### Set problem:
Which lines hold the word "Transportoperationsleder"? Copy each one.

### Raw data:
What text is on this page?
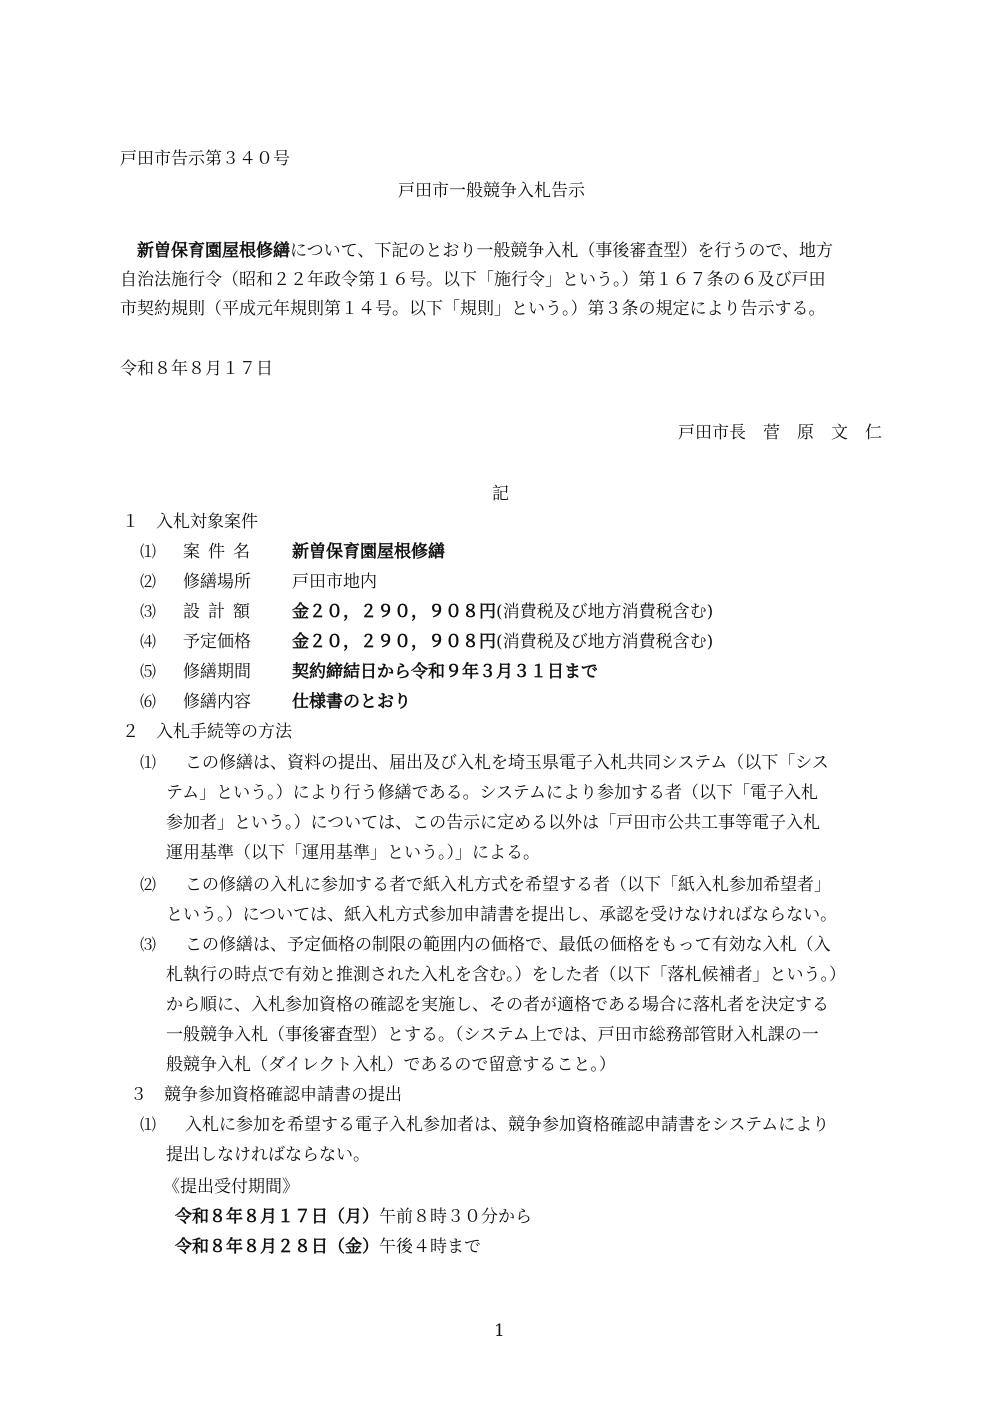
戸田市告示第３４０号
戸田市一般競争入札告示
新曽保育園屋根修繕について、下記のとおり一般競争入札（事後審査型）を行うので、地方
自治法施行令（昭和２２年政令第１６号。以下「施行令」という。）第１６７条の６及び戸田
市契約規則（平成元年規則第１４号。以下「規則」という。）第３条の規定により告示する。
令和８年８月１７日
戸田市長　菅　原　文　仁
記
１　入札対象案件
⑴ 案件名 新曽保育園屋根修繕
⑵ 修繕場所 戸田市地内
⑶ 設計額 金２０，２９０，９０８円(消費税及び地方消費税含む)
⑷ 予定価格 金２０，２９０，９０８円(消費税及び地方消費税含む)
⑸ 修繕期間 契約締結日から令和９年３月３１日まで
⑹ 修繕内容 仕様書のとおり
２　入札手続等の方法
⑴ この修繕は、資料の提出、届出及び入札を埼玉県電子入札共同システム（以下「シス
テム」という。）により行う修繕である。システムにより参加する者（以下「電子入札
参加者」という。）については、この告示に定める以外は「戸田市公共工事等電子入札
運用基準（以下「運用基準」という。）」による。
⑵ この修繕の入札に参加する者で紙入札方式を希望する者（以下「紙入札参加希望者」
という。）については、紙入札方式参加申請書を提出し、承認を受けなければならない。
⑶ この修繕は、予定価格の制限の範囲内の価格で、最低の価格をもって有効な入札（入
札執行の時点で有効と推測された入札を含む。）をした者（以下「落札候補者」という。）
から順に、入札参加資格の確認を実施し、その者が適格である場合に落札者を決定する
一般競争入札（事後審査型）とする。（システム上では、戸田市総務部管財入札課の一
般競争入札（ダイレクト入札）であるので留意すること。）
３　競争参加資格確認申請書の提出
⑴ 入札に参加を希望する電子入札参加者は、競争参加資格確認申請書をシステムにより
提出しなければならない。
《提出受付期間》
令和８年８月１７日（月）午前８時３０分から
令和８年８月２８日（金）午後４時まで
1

* * *

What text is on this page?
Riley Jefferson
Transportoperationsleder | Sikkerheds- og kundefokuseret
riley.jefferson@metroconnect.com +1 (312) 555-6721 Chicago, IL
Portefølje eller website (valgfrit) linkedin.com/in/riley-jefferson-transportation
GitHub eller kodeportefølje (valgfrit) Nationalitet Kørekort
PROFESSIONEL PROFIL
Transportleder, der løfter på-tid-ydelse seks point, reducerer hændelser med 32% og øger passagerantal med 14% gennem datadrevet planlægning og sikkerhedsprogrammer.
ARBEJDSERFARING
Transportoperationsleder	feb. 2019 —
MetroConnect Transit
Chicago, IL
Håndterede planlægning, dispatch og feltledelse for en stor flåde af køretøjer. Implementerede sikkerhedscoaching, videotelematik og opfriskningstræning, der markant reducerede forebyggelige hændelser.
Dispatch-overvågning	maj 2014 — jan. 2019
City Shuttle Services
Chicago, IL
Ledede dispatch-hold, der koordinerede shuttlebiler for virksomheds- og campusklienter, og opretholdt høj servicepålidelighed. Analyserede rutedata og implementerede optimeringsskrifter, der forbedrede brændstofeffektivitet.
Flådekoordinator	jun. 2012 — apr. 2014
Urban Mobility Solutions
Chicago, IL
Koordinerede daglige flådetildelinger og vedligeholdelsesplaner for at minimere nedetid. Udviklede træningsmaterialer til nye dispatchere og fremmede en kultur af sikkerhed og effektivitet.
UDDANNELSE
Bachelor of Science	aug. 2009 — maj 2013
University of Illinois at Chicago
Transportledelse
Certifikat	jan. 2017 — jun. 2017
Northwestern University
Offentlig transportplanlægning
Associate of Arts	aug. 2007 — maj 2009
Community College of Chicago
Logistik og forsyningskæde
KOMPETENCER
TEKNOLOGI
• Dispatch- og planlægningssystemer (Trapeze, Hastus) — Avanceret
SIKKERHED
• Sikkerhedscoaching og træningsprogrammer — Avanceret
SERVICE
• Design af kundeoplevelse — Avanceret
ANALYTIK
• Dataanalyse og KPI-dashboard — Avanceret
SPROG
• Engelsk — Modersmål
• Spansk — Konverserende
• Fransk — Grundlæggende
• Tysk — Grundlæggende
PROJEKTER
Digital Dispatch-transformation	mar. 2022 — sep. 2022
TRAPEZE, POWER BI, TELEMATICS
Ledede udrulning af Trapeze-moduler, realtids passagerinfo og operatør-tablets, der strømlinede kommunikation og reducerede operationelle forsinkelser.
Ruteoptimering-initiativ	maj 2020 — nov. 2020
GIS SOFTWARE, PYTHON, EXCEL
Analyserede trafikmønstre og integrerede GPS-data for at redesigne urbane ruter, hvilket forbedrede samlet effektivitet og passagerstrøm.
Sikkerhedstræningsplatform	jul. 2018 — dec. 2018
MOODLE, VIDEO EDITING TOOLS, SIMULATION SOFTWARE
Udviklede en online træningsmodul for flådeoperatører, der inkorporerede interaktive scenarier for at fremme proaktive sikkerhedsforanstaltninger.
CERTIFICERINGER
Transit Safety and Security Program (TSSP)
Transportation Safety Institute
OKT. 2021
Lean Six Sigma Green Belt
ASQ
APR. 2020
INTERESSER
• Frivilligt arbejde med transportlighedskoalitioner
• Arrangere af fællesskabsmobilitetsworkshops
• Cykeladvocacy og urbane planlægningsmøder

### Problem solution:
Transportoperationsleder | Sikkerheds- og kundefokuseret
Transportoperationsleder	feb. 2019 —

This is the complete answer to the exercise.